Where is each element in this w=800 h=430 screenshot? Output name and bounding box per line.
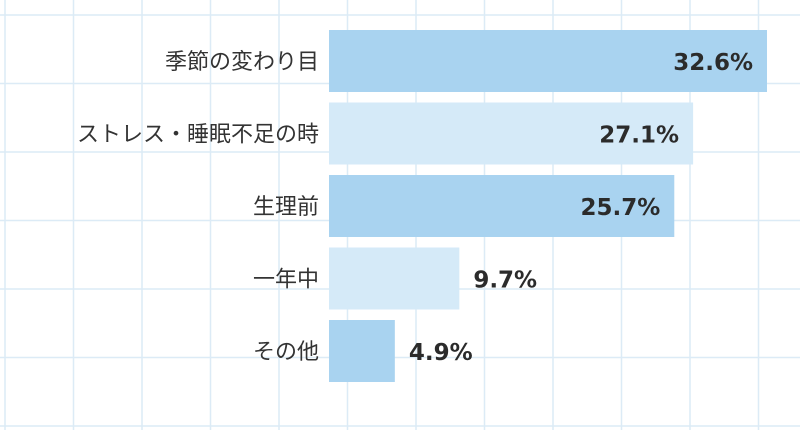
value-label: 32.6%: [673, 50, 753, 76]
value-label: 25.7%: [580, 195, 660, 221]
category-label: 季節の変わり目: [165, 50, 319, 75]
value-label: 9.7%: [473, 268, 537, 294]
bar: [329, 102, 694, 165]
value-label: 4.9%: [409, 340, 473, 366]
value-labels: 32.6% 27.1% 25.7% 9.7% 4.9%: [409, 50, 753, 366]
category-label: 生理前: [253, 195, 319, 220]
bar: [329, 320, 395, 382]
bars: [329, 30, 767, 382]
bar: [329, 247, 460, 310]
bar: [329, 175, 675, 237]
category-label: 一年中: [253, 268, 319, 293]
bar: [329, 30, 767, 92]
category-label: その他: [253, 340, 319, 365]
category-label: ストレス・睡眠不足の時: [77, 123, 319, 148]
value-label: 27.1%: [599, 123, 679, 149]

Task to carry out:
Give again the rows from the line holding "value-label: 32.6%: [673, 50, 753, 76]" through the end of the rows, inclusive, switching "category-label" to "category-name" and leaving everything else unchanged.

Response to this exercise:
value-label: 32.6%: [673, 50, 753, 76]
value-label: 25.7%: [580, 195, 660, 221]
category-name: 季節の変わり目: [165, 50, 319, 75]
value-label: 9.7%: [473, 268, 537, 294]
bar: [329, 102, 694, 165]
value-label: 4.9%: [409, 340, 473, 366]
value-labels: 32.6% 27.1% 25.7% 9.7% 4.9%: [409, 50, 753, 366]
category-name: 生理前: [253, 195, 319, 220]
bar: [329, 320, 395, 382]
bars: [329, 30, 767, 382]
bar: [329, 247, 460, 310]
bar: [329, 175, 675, 237]
category-name: 一年中: [253, 268, 319, 293]
bar: [329, 30, 767, 92]
category-name: その他: [253, 340, 319, 365]
category-name: ストレス・睡眠不足の時: [77, 123, 319, 148]
value-label: 27.1%: [599, 123, 679, 149]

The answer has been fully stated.